======== Extracted data
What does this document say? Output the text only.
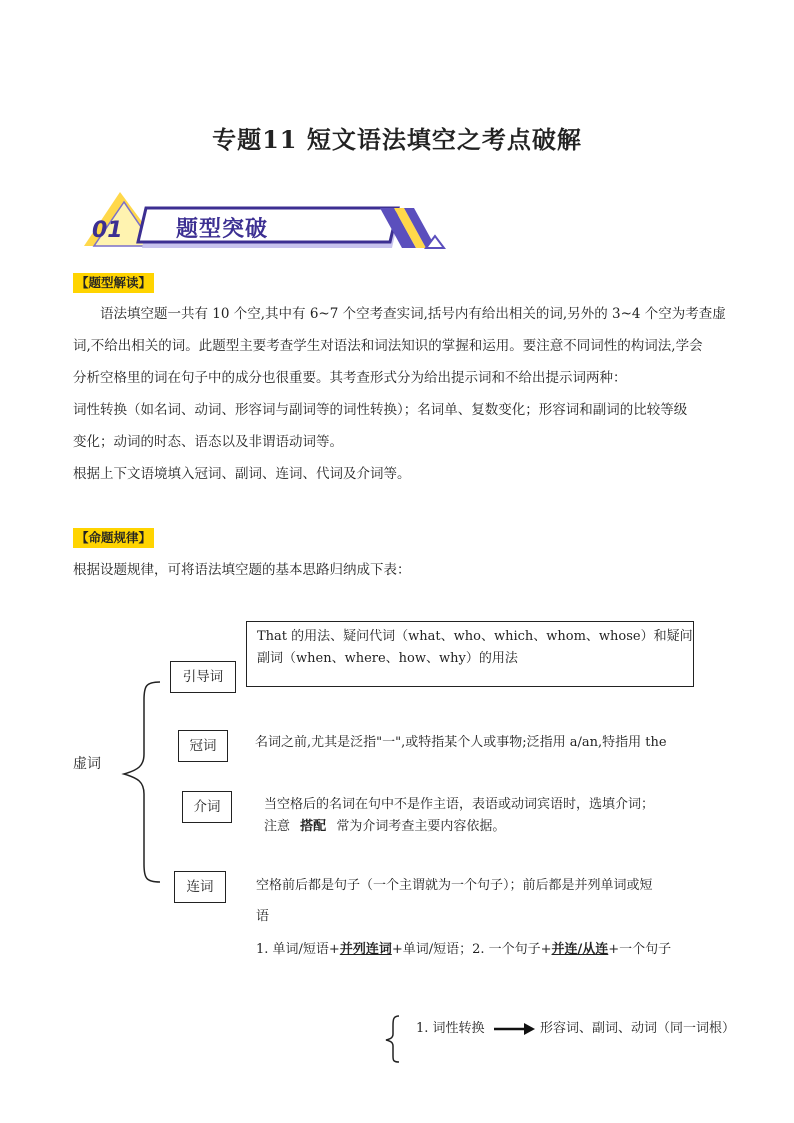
专题11 短文语法填空之考点破解
01 题型突破
【题型解读】
语法填空题一共有 10 个空,其中有 6~7 个空考查实词,括号内有给出相关的词,另外的 3~4 个空为考查虚
词,不给出相关的词。此题型主要考查学生对语法和词法知识的掌握和运用。要注意不同词性的构词法,学会
分析空格里的词在句子中的成分也很重要。其考查形式分为给出提示词和不给出提示词两种：
词性转换（如名词、动词、形容词与副词等的词性转换）；名词单、复数变化；形容词和副词的比较等级
变化；动词的时态、语态以及非谓语动词等。
根据上下文语境填入冠词、副词、连词、代词及介词等。
【命题规律】
根据设题规律，可将语法填空题的基本思路归纳成下表：
虚词
引导词
That 的用法、疑问代词（what、who、which、whom、whose）和疑问
副词（when、where、how、why）的用法
冠词	名词之前,尤其是泛指"一",或特指某个人或事物;泛指用 a/an,特指用 the
介词	当空格后的名词在句中不是作主语，表语或动词宾语时，选填介词；
注意 搭配 常为介词考查主要内容依据。
连词	空格前后都是句子（一个主谓就为一个句子）；前后都是并列单词或短
语
1. 单词/短语+并列连词+单词/短语；2. 一个句子+并连/从连+一个句子
1. 词性转换	形容词、副词、动词（同一词根）
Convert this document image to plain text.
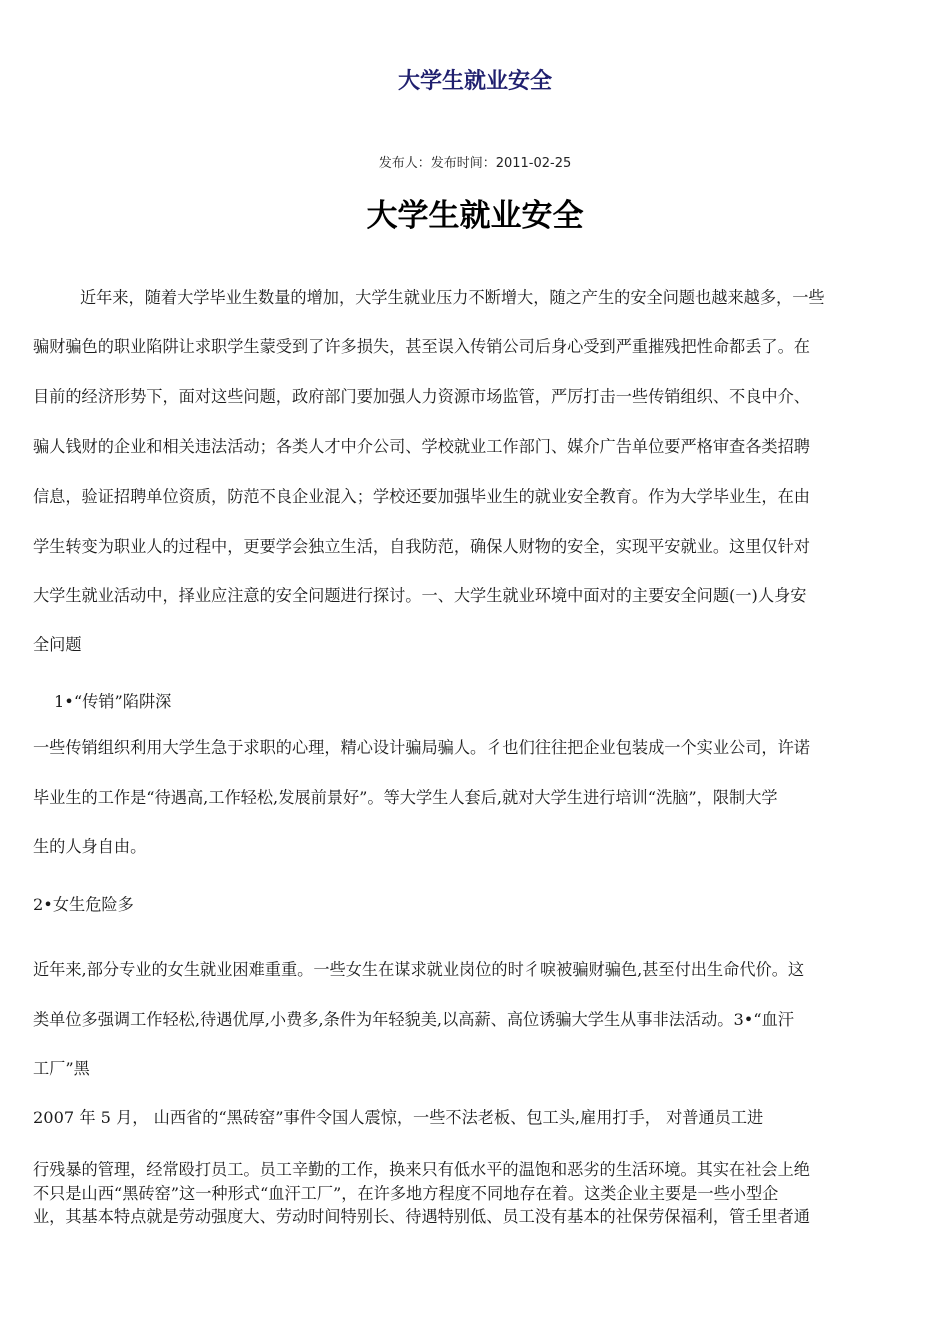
大学生就业安全
发布人：发布时间：2011-02-25
大学生就业安全
近年来，随着大学毕业生数量的增加，大学生就业压力不断增大，随之产生的安全问题也越来越多，一些
骗财骗色的职业陷阱让求职学生蒙受到了许多损失，甚至误入传销公司后身心受到严重摧残把性命都丢了。在
目前的经济形势下，面对这些问题，政府部门要加强人力资源市场监管，严厉打击一些传销组织、不良中介、
骗人钱财的企业和相关违法活动；各类人才中介公司、学校就业工作部门、媒介广告单位要严格审查各类招聘
信息，验证招聘单位资质，防范不良企业混入；学校还要加强毕业生的就业安全教育。作为大学毕业生，在由
学生转变为职业人的过程中，更要学会独立生活，自我防范，确保人财物的安全，实现平安就业。这里仅针对
大学生就业活动中，择业应注意的安全问题进行探讨。一、大学生就业环境中面对的主要安全问题(一)人身安
全问题
1•“传销”陷阱深
一些传销组织利用大学生急于求职的心理，精心设计骗局骗人。彳也们往往把企业包装成一个实业公司，许诺
毕业生的工作是“待遇高,工作轻松,发展前景好”。等大学生人套后,就对大学生进行培训“洗脑”，限制大学
生的人身自由。
2•女生危险多
近年来,部分专业的女生就业困难重重。一些女生在谋求就业岗位的时彳唳被骗财骗色,甚至付出生命代价。这
类单位多强调工作轻松,待遇优厚,小费多,条件为年轻貌美,以高薪、高位诱骗大学生从事非法活动。3•“血汗
工厂”黑
2007 年 5 月， 山西省的“黑砖窑”事件令国人震惊，一些不法老板、包工头,雇用打手， 对普通员工进
行残暴的管理，经常殴打员工。员工辛勤的工作，换来只有低水平的温饱和恶劣的生活环境。其实在社会上绝
不只是山西“黑砖窑”这一种形式“血汗工厂”，在许多地方程度不同地存在着。这类企业主要是一些小型企
业，其基本特点就是劳动强度大、劳动时间特别长、待遇特别低、员工没有基本的社保劳保福利，管壬里者通
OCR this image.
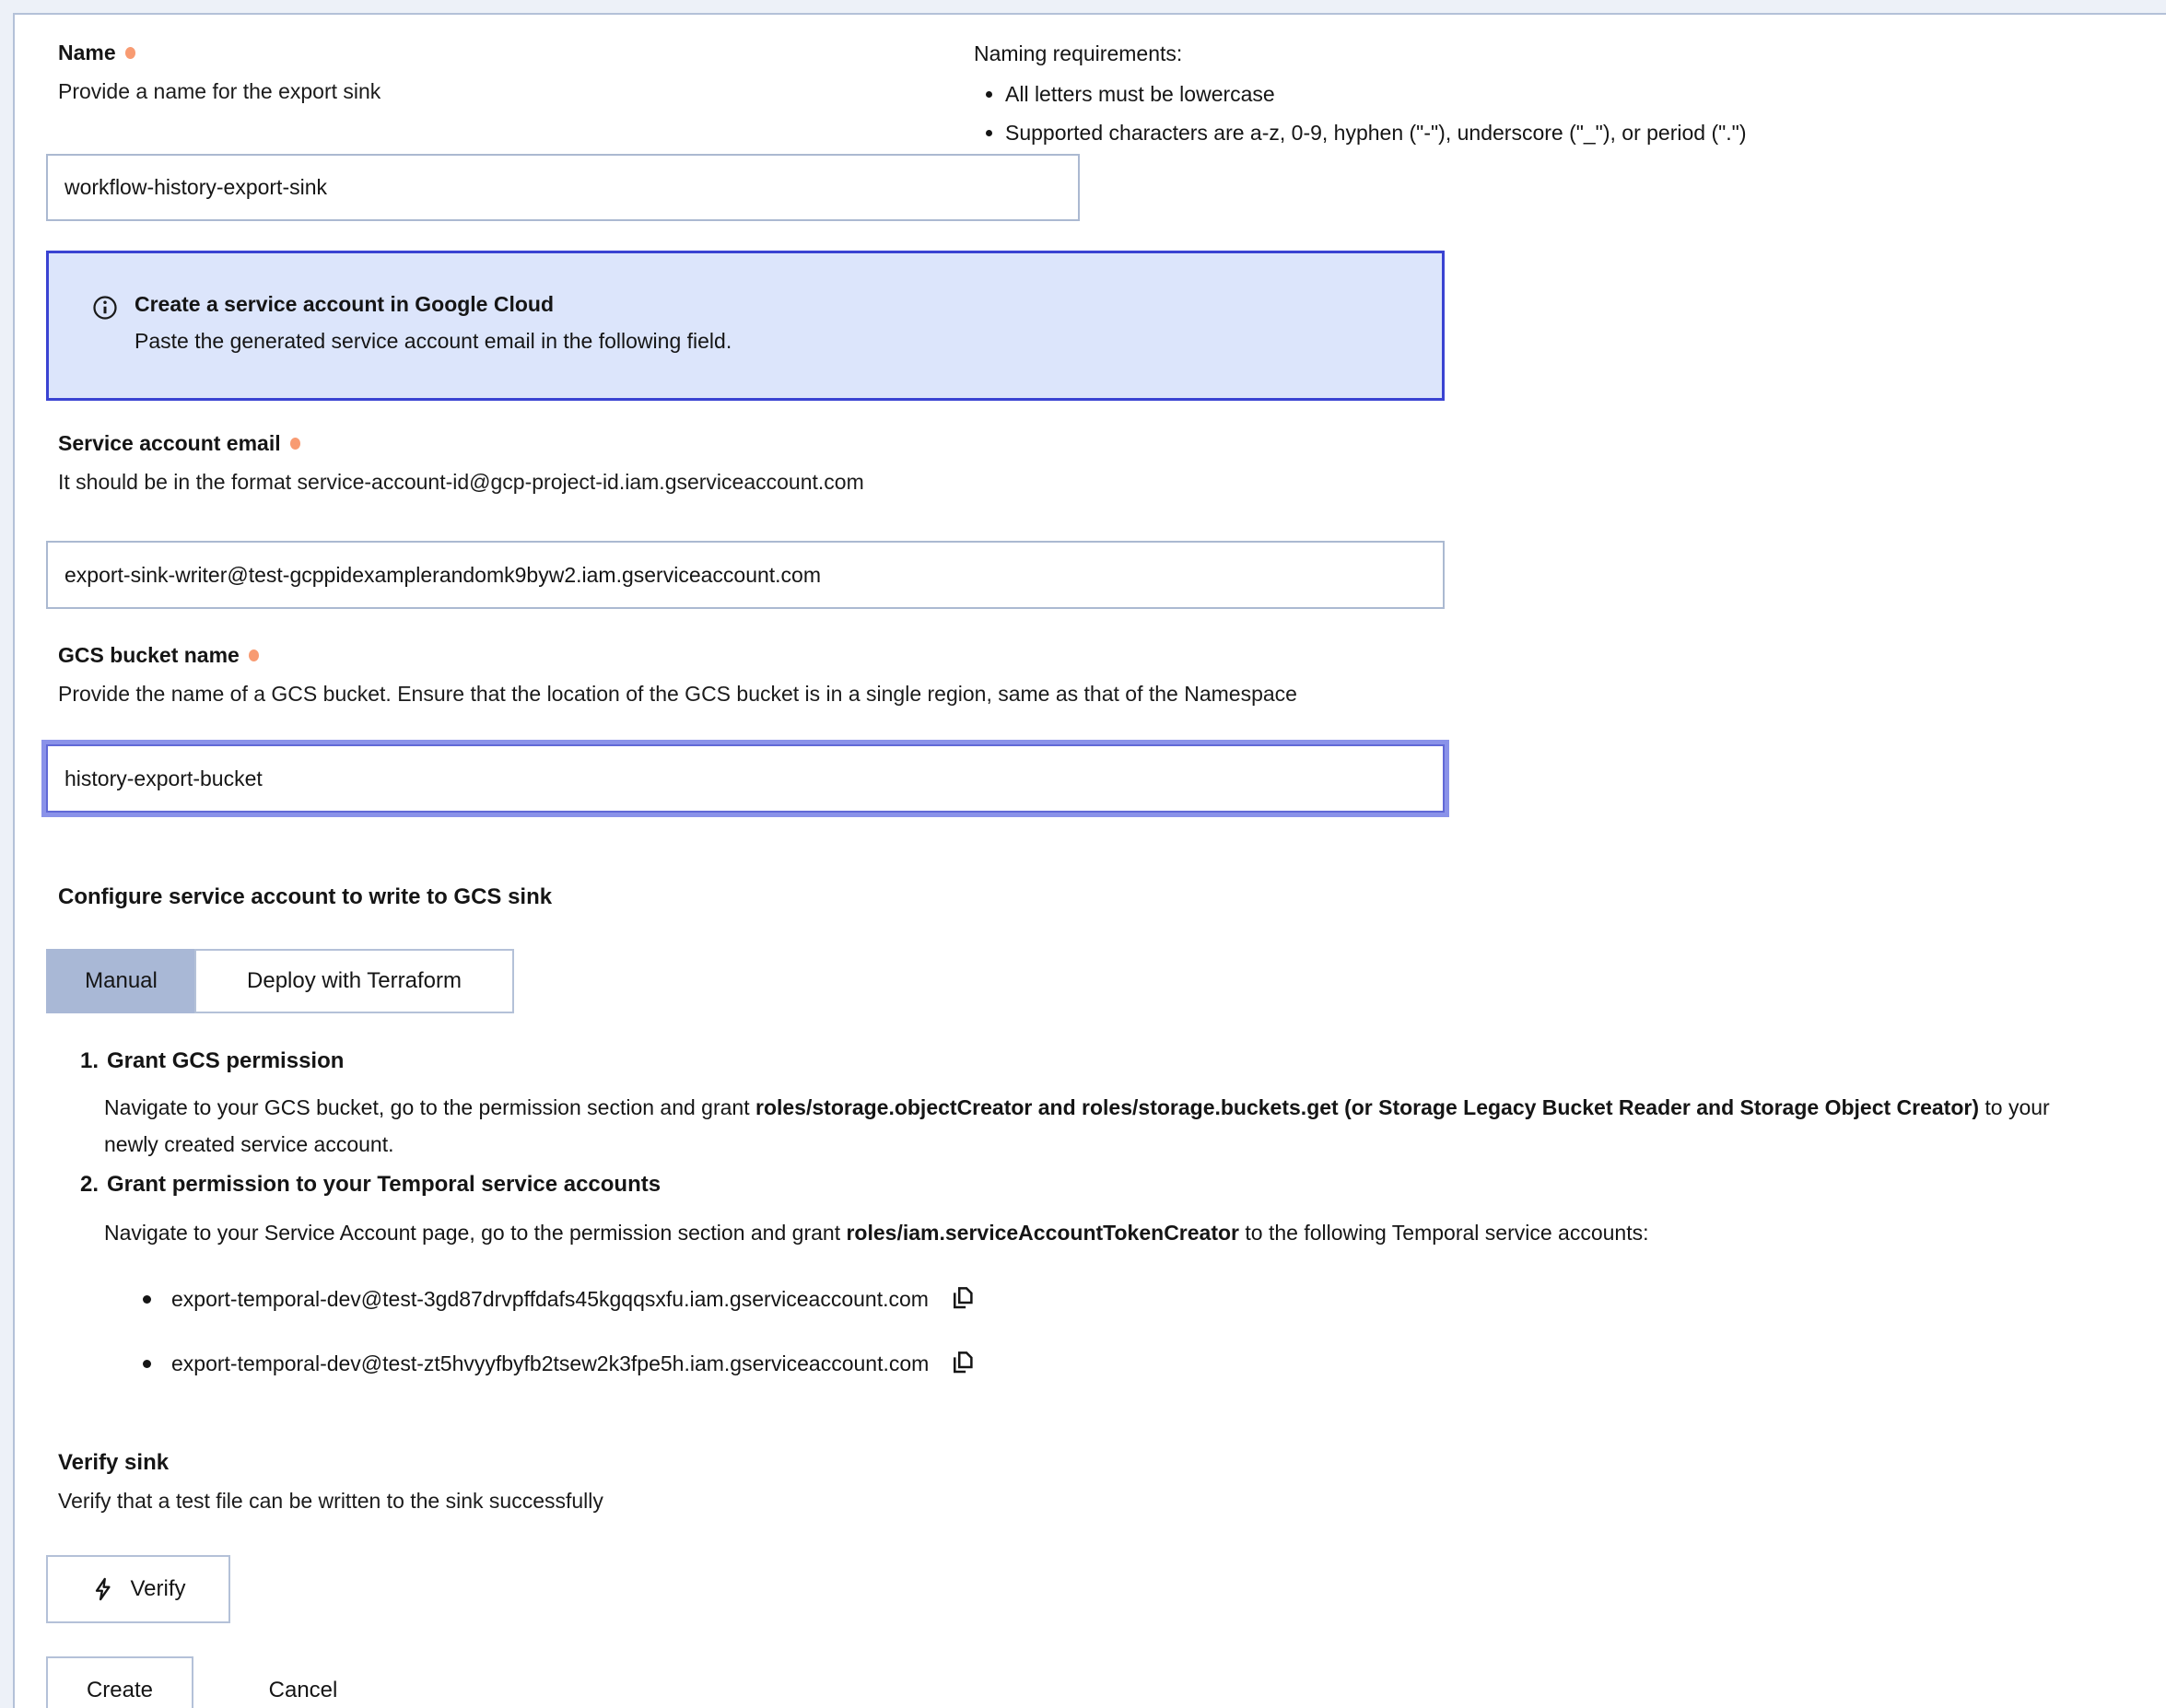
Name
Provide a name for the export sink
workflow-history-export-sink
Naming requirements:
• All letters must be lowercase
• Supported characters are a-z, 0-9, hyphen ("-"), underscore ("_"), or period (".")
Create a service account in Google Cloud
Paste the generated service account email in the following field.
Service account email
It should be in the format service-account-id@gcp-project-id.iam.gserviceaccount.com
export-sink-writer@test-gcppidexamplerandomk9byw2.iam.gserviceaccount.com
GCS bucket name
Provide the name of a GCS bucket. Ensure that the location of the GCS bucket is in a single region, same as that of the Namespace
history-export-bucket
Configure service account to write to GCS sink
Manual	Deploy with Terraform
1. Grant GCS permission
Navigate to your GCS bucket, go to the permission section and grant roles/storage.objectCreator and roles/storage.buckets.get (or Storage Legacy Bucket Reader and Storage Object Creator) to your newly created service account.
2. Grant permission to your Temporal service accounts
Navigate to your Service Account page, go to the permission section and grant roles/iam.serviceAccountTokenCreator to the following Temporal service accounts:
export-temporal-dev@test-3gd87drvpffdafs45kgqqsxfu.iam.gserviceaccount.com
export-temporal-dev@test-zt5hvyyfbyfb2tsew2k3fpe5h.iam.gserviceaccount.com
Verify sink
Verify that a test file can be written to the sink successfully
Verify
Create	Cancel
================
■ Goal of the exercise
Restate the whole of the material word for word without the pictures.

■ Response to this task
What does this document say? Output the text only.
专题11 短文语法填空之考点破解
01 题型突破
【题型解读】
语法填空题一共有 10 个空,其中有 6~7 个空考查实词,括号内有给出相关的词,另外的 3~4 个空为考查虚
词,不给出相关的词。此题型主要考查学生对语法和词法知识的掌握和运用。要注意不同词性的构词法,学会
分析空格里的词在句子中的成分也很重要。其考查形式分为给出提示词和不给出提示词两种：
词性转换（如名词、动词、形容词与副词等的词性转换）；名词单、复数变化；形容词和副词的比较等级
变化；动词的时态、语态以及非谓语动词等。
根据上下文语境填入冠词、副词、连词、代词及介词等。
【命题规律】
根据设题规律，可将语法填空题的基本思路归纳成下表：
虚词
引导词
That 的用法、疑问代词（what、who、which、whom、whose）和疑问
副词（when、where、how、why）的用法
冠词	名词之前,尤其是泛指"一",或特指某个人或事物;泛指用 a/an,特指用 the
介词	当空格后的名词在句中不是作主语，表语或动词宾语时，选填介词；
注意 搭配 常为介词考查主要内容依据。
连词	空格前后都是句子（一个主谓就为一个句子）；前后都是并列单词或短
语
1. 单词/短语+并列连词+单词/短语；2. 一个句子+并连/从连+一个句子
1. 词性转换	形容词、副词、动词（同一词根）
Convert this document image to plain text.
大学生就业安全
发布人：发布时间：2011-02-25
大学生就业安全
近年来，随着大学毕业生数量的增加，大学生就业压力不断增大，随之产生的安全问题也越来越多，一些
骗财骗色的职业陷阱让求职学生蒙受到了许多损失，甚至误入传销公司后身心受到严重摧残把性命都丢了。在
目前的经济形势下，面对这些问题，政府部门要加强人力资源市场监管，严厉打击一些传销组织、不良中介、
骗人钱财的企业和相关违法活动；各类人才中介公司、学校就业工作部门、媒介广告单位要严格审查各类招聘
信息，验证招聘单位资质，防范不良企业混入；学校还要加强毕业生的就业安全教育。作为大学毕业生，在由
学生转变为职业人的过程中，更要学会独立生活，自我防范，确保人财物的安全，实现平安就业。这里仅针对
大学生就业活动中，择业应注意的安全问题进行探讨。一、大学生就业环境中面对的主要安全问题(一)人身安
全问题
1•“传销”陷阱深
一些传销组织利用大学生急于求职的心理，精心设计骗局骗人。彳也们往往把企业包装成一个实业公司，许诺
毕业生的工作是“待遇高,工作轻松,发展前景好”。等大学生人套后,就对大学生进行培训“洗脑”，限制大学
生的人身自由。
2•女生危险多
近年来,部分专业的女生就业困难重重。一些女生在谋求就业岗位的时彳唳被骗财骗色,甚至付出生命代价。这
类单位多强调工作轻松,待遇优厚,小费多,条件为年轻貌美,以高薪、高位诱骗大学生从事非法活动。3•“血汗
工厂”黑
2007 年 5 月， 山西省的“黑砖窑”事件令国人震惊，一些不法老板、包工头,雇用打手， 对普通员工进
行残暴的管理，经常殴打员工。员工辛勤的工作，换来只有低水平的温饱和恶劣的生活环境。其实在社会上绝
不只是山西“黑砖窑”这一种形式“血汗工厂”，在许多地方程度不同地存在着。这类企业主要是一些小型企
业，其基本特点就是劳动强度大、劳动时间特别长、待遇特别低、员工没有基本的社保劳保福利，管壬里者通
OCR this image.
Name
Provide a name for the export sink
workflow-history-export-sink
Naming requirements:
• All letters must be lowercase
• Supported characters are a-z, 0-9, hyphen ("-"), underscore ("_"), or period (".")
Create a service account in Google Cloud
Paste the generated service account email in the following field.
Service account email
It should be in the format service-account-id@gcp-project-id.iam.gserviceaccount.com
export-sink-writer@test-gcppidexamplerandomk9byw2.iam.gserviceaccount.com
GCS bucket name
Provide the name of a GCS bucket. Ensure that the location of the GCS bucket is in a single region, same as that of the Namespace
history-export-bucket
Configure service account to write to GCS sink
Manual	Deploy with Terraform
1. Grant GCS permission
Navigate to your GCS bucket, go to the permission section and grant roles/storage.objectCreator and roles/storage.buckets.get (or Storage Legacy Bucket Reader and Storage Object Creator) to your newly created service account.
2. Grant permission to your Temporal service accounts
Navigate to your Service Account page, go to the permission section and grant roles/iam.serviceAccountTokenCreator to the following Temporal service accounts:
export-temporal-dev@test-3gd87drvpffdafs45kgqqsxfu.iam.gserviceaccount.com
export-temporal-dev@test-zt5hvyyfbyfb2tsew2k3fpe5h.iam.gserviceaccount.com
Verify sink
Verify that a test file can be written to the sink successfully
Verify
Create	Cancel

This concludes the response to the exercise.